------ DATA TO PROCESS ------
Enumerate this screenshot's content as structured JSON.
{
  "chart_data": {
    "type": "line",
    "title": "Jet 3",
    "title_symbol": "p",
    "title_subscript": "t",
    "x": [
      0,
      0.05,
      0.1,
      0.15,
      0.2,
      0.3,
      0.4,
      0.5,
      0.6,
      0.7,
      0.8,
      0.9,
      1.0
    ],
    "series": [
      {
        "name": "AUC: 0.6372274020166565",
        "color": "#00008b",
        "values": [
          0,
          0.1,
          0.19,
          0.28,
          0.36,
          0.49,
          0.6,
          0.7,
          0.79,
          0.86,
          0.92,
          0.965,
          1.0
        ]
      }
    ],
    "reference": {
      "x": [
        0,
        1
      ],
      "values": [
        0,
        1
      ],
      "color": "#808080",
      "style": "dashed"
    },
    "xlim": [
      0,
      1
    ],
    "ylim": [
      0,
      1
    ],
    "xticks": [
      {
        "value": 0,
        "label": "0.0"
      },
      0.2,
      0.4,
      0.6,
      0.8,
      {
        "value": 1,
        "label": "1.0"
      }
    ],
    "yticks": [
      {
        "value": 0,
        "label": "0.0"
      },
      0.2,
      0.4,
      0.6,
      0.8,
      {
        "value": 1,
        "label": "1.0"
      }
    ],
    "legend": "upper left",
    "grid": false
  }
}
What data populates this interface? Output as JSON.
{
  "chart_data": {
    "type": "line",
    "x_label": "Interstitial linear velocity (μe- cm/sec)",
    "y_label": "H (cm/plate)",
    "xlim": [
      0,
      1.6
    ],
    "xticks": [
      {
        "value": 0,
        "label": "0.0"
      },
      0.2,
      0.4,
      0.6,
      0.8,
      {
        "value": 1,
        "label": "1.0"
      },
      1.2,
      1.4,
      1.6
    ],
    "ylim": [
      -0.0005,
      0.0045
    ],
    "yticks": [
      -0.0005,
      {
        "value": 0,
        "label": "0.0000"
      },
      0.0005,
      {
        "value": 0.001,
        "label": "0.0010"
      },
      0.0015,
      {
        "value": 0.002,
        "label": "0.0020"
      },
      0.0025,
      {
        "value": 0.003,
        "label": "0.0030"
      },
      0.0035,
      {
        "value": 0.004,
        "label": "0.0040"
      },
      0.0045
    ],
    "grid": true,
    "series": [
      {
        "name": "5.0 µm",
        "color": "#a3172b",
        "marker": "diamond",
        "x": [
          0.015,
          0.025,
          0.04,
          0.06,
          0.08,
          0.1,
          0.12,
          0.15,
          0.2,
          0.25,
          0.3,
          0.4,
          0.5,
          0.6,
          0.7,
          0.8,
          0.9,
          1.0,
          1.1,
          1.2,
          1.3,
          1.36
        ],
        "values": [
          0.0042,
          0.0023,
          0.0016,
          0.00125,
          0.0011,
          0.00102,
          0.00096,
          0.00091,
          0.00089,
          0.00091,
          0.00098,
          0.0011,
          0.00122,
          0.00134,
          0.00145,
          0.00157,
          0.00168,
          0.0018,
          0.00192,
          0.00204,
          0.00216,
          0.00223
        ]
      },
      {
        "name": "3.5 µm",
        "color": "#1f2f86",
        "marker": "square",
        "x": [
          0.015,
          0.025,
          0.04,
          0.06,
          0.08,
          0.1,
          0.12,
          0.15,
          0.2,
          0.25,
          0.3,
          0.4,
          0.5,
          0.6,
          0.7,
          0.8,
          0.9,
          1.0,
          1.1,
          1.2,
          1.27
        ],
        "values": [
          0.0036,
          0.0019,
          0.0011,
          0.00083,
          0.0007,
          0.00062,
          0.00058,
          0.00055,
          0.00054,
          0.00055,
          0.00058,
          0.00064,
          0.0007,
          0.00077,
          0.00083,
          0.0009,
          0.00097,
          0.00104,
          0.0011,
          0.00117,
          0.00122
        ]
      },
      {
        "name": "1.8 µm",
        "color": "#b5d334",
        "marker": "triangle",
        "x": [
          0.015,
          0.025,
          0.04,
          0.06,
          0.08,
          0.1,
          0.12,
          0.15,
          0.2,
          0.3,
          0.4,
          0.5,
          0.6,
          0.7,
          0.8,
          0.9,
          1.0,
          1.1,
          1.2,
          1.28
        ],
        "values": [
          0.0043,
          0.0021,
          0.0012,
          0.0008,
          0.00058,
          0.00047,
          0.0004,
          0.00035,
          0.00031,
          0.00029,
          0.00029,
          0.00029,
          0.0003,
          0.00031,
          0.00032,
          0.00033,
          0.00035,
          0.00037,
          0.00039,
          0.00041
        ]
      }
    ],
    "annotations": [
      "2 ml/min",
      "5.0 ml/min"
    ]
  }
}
------
EXERCISE DETAILS: Repeat the records above exactly, from the first line to the last.

RESULT OF THIS EXERCISE:
Enumerate this screenshot's content as structured JSON.
{
  "chart_data": {
    "type": "line",
    "title": "Jet 3",
    "title_symbol": "p",
    "title_subscript": "t",
    "x": [
      0,
      0.05,
      0.1,
      0.15,
      0.2,
      0.3,
      0.4,
      0.5,
      0.6,
      0.7,
      0.8,
      0.9,
      1.0
    ],
    "series": [
      {
        "name": "AUC: 0.6372274020166565",
        "color": "#00008b",
        "values": [
          0,
          0.1,
          0.19,
          0.28,
          0.36,
          0.49,
          0.6,
          0.7,
          0.79,
          0.86,
          0.92,
          0.965,
          1.0
        ]
      }
    ],
    "reference": {
      "x": [
        0,
        1
      ],
      "values": [
        0,
        1
      ],
      "color": "#808080",
      "style": "dashed"
    },
    "xlim": [
      0,
      1
    ],
    "ylim": [
      0,
      1
    ],
    "xticks": [
      {
        "value": 0,
        "label": "0.0"
      },
      0.2,
      0.4,
      0.6,
      0.8,
      {
        "value": 1,
        "label": "1.0"
      }
    ],
    "yticks": [
      {
        "value": 0,
        "label": "0.0"
      },
      0.2,
      0.4,
      0.6,
      0.8,
      {
        "value": 1,
        "label": "1.0"
      }
    ],
    "legend": "upper left",
    "grid": false
  }
}
What data populates this interface? Output as JSON.
{
  "chart_data": {
    "type": "line",
    "x_label": "Interstitial linear velocity (μe- cm/sec)",
    "y_label": "H (cm/plate)",
    "xlim": [
      0,
      1.6
    ],
    "xticks": [
      {
        "value": 0,
        "label": "0.0"
      },
      0.2,
      0.4,
      0.6,
      0.8,
      {
        "value": 1,
        "label": "1.0"
      },
      1.2,
      1.4,
      1.6
    ],
    "ylim": [
      -0.0005,
      0.0045
    ],
    "yticks": [
      -0.0005,
      {
        "value": 0,
        "label": "0.0000"
      },
      0.0005,
      {
        "value": 0.001,
        "label": "0.0010"
      },
      0.0015,
      {
        "value": 0.002,
        "label": "0.0020"
      },
      0.0025,
      {
        "value": 0.003,
        "label": "0.0030"
      },
      0.0035,
      {
        "value": 0.004,
        "label": "0.0040"
      },
      0.0045
    ],
    "grid": true,
    "series": [
      {
        "name": "5.0 µm",
        "color": "#a3172b",
        "marker": "diamond",
        "x": [
          0.015,
          0.025,
          0.04,
          0.06,
          0.08,
          0.1,
          0.12,
          0.15,
          0.2,
          0.25,
          0.3,
          0.4,
          0.5,
          0.6,
          0.7,
          0.8,
          0.9,
          1.0,
          1.1,
          1.2,
          1.3,
          1.36
        ],
        "values": [
          0.0042,
          0.0023,
          0.0016,
          0.00125,
          0.0011,
          0.00102,
          0.00096,
          0.00091,
          0.00089,
          0.00091,
          0.00098,
          0.0011,
          0.00122,
          0.00134,
          0.00145,
          0.00157,
          0.00168,
          0.0018,
          0.00192,
          0.00204,
          0.00216,
          0.00223
        ]
      },
      {
        "name": "3.5 µm",
        "color": "#1f2f86",
        "marker": "square",
        "x": [
          0.015,
          0.025,
          0.04,
          0.06,
          0.08,
          0.1,
          0.12,
          0.15,
          0.2,
          0.25,
          0.3,
          0.4,
          0.5,
          0.6,
          0.7,
          0.8,
          0.9,
          1.0,
          1.1,
          1.2,
          1.27
        ],
        "values": [
          0.0036,
          0.0019,
          0.0011,
          0.00083,
          0.0007,
          0.00062,
          0.00058,
          0.00055,
          0.00054,
          0.00055,
          0.00058,
          0.00064,
          0.0007,
          0.00077,
          0.00083,
          0.0009,
          0.00097,
          0.00104,
          0.0011,
          0.00117,
          0.00122
        ]
      },
      {
        "name": "1.8 µm",
        "color": "#b5d334",
        "marker": "triangle",
        "x": [
          0.015,
          0.025,
          0.04,
          0.06,
          0.08,
          0.1,
          0.12,
          0.15,
          0.2,
          0.3,
          0.4,
          0.5,
          0.6,
          0.7,
          0.8,
          0.9,
          1.0,
          1.1,
          1.2,
          1.28
        ],
        "values": [
          0.0043,
          0.0021,
          0.0012,
          0.0008,
          0.00058,
          0.00047,
          0.0004,
          0.00035,
          0.00031,
          0.00029,
          0.00029,
          0.00029,
          0.0003,
          0.00031,
          0.00032,
          0.00033,
          0.00035,
          0.00037,
          0.00039,
          0.00041
        ]
      }
    ],
    "annotations": [
      "2 ml/min",
      "5.0 ml/min"
    ]
  }
}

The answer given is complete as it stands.